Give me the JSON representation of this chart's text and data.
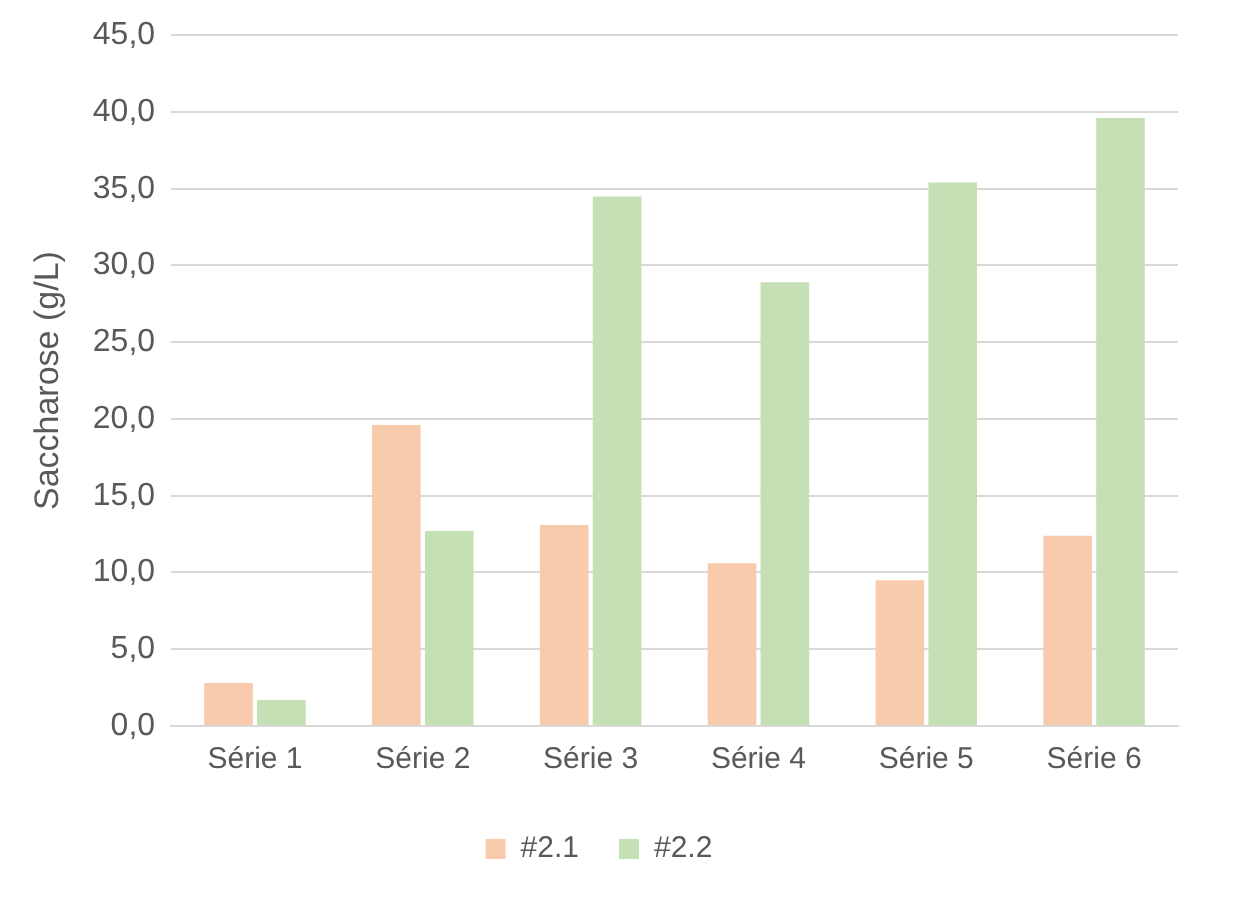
{
  "chart_data": {
    "type": "bar",
    "ylabel": "Saccharose (g/L)",
    "categories": [
      "Série 1",
      "Série 2",
      "Série 3",
      "Série 4",
      "Série 5",
      "Série 6"
    ],
    "series": [
      {
        "name": "#2.1",
        "color": "#f8cbad",
        "values": [
          2.8,
          19.6,
          13.1,
          10.6,
          9.5,
          12.4
        ]
      },
      {
        "name": "#2.2",
        "color": "#c5e0b4",
        "values": [
          1.7,
          12.7,
          34.5,
          28.9,
          35.4,
          39.6
        ]
      }
    ],
    "ylim": [
      0,
      45
    ],
    "yticks": [
      {
        "value": 0,
        "label": "0,0"
      },
      {
        "value": 5,
        "label": "5,0"
      },
      {
        "value": 10,
        "label": "10,0"
      },
      {
        "value": 15,
        "label": "15,0"
      },
      {
        "value": 20,
        "label": "20,0"
      },
      {
        "value": 25,
        "label": "25,0"
      },
      {
        "value": 30,
        "label": "30,0"
      },
      {
        "value": 35,
        "label": "35,0"
      },
      {
        "value": 40,
        "label": "40,0"
      },
      {
        "value": 45,
        "label": "45,0"
      }
    ],
    "grid": "y",
    "legend": "bottom"
  }
}
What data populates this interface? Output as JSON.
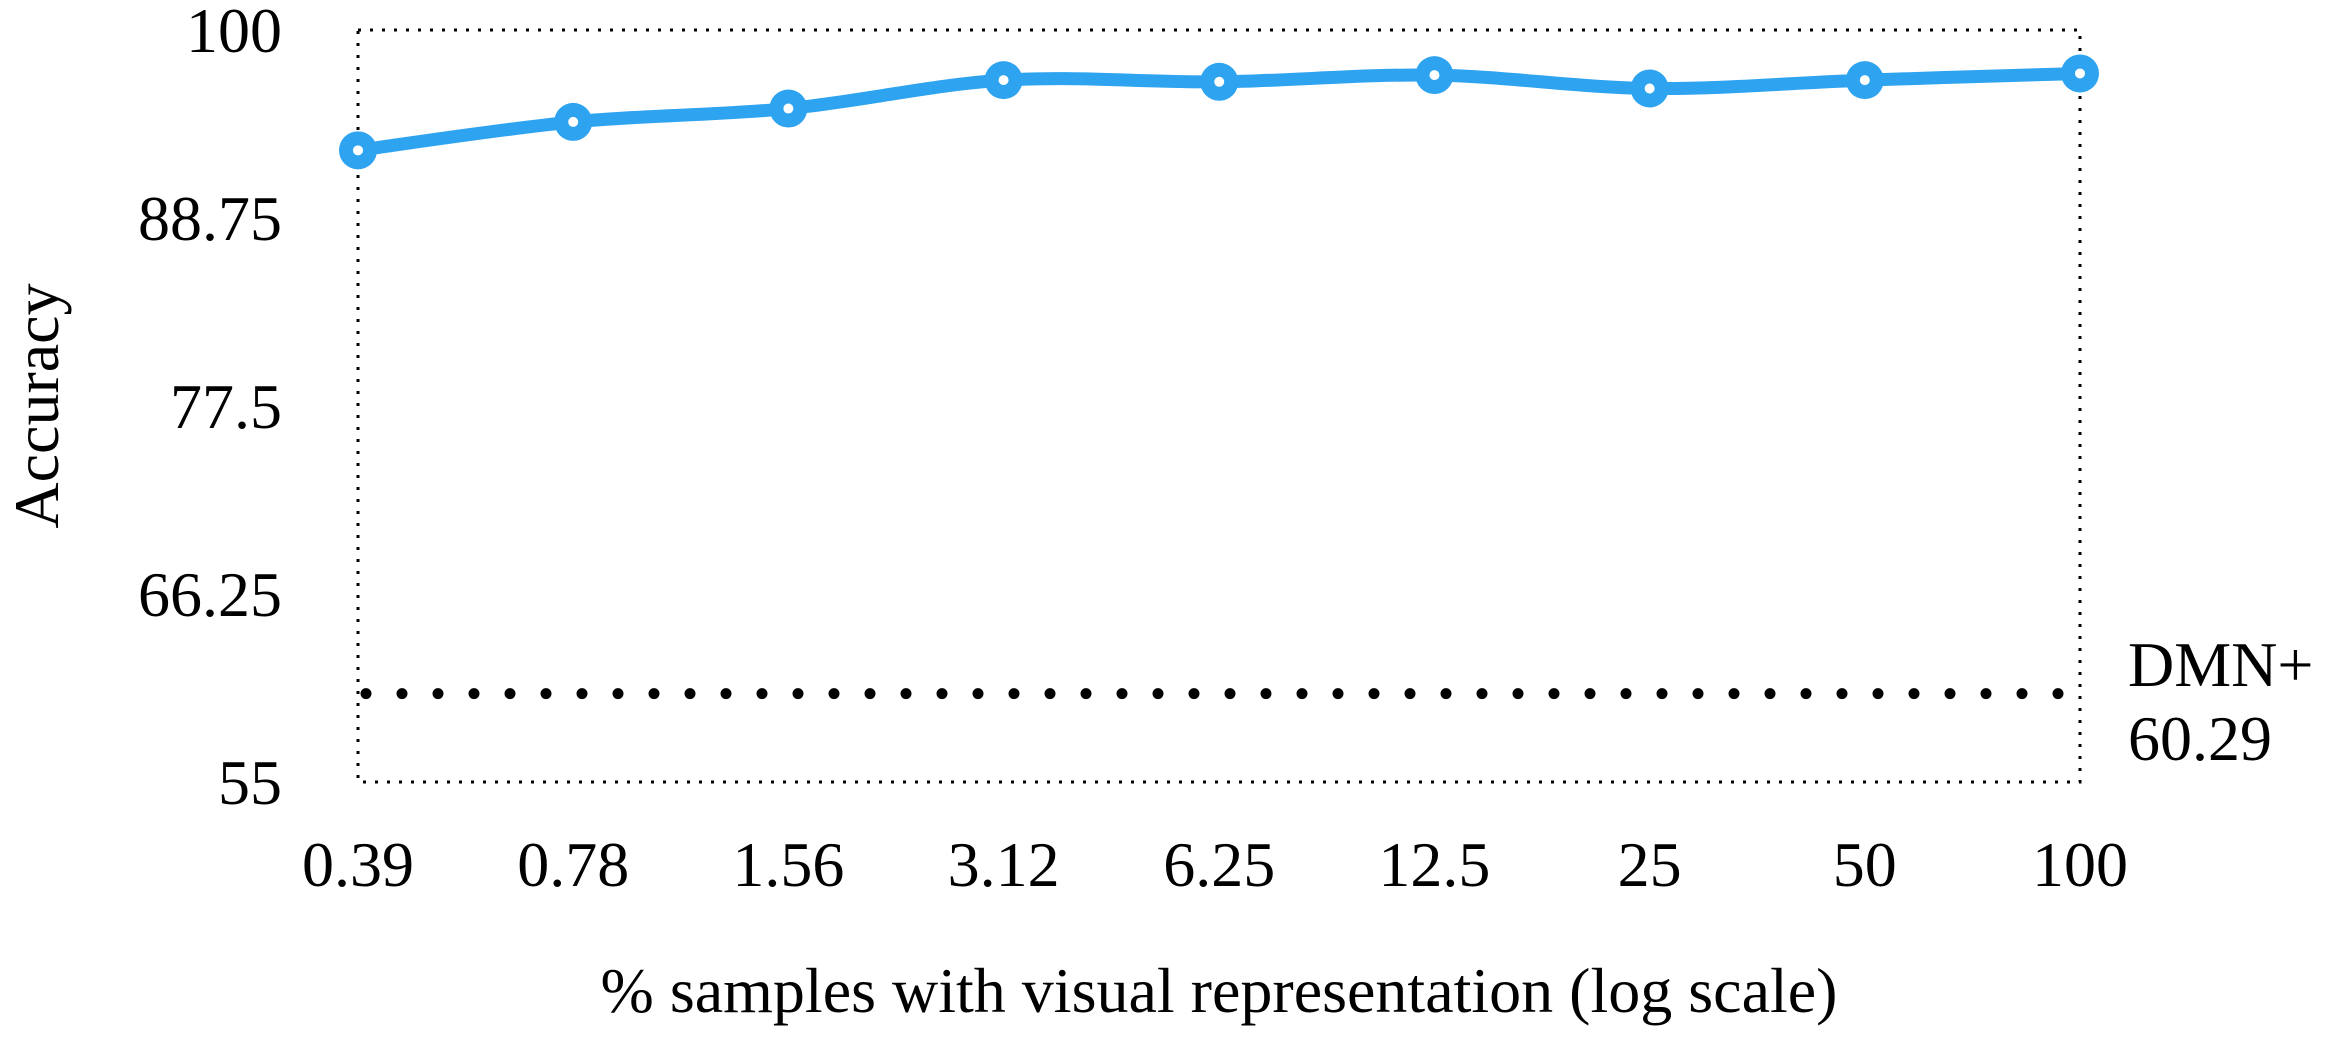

-*-*-

Write down every line of the data above that includes the string "JSON".

| Exercise response |
Give me the JSON representation of this chart's text and data.
What data populates this interface? Output as JSON.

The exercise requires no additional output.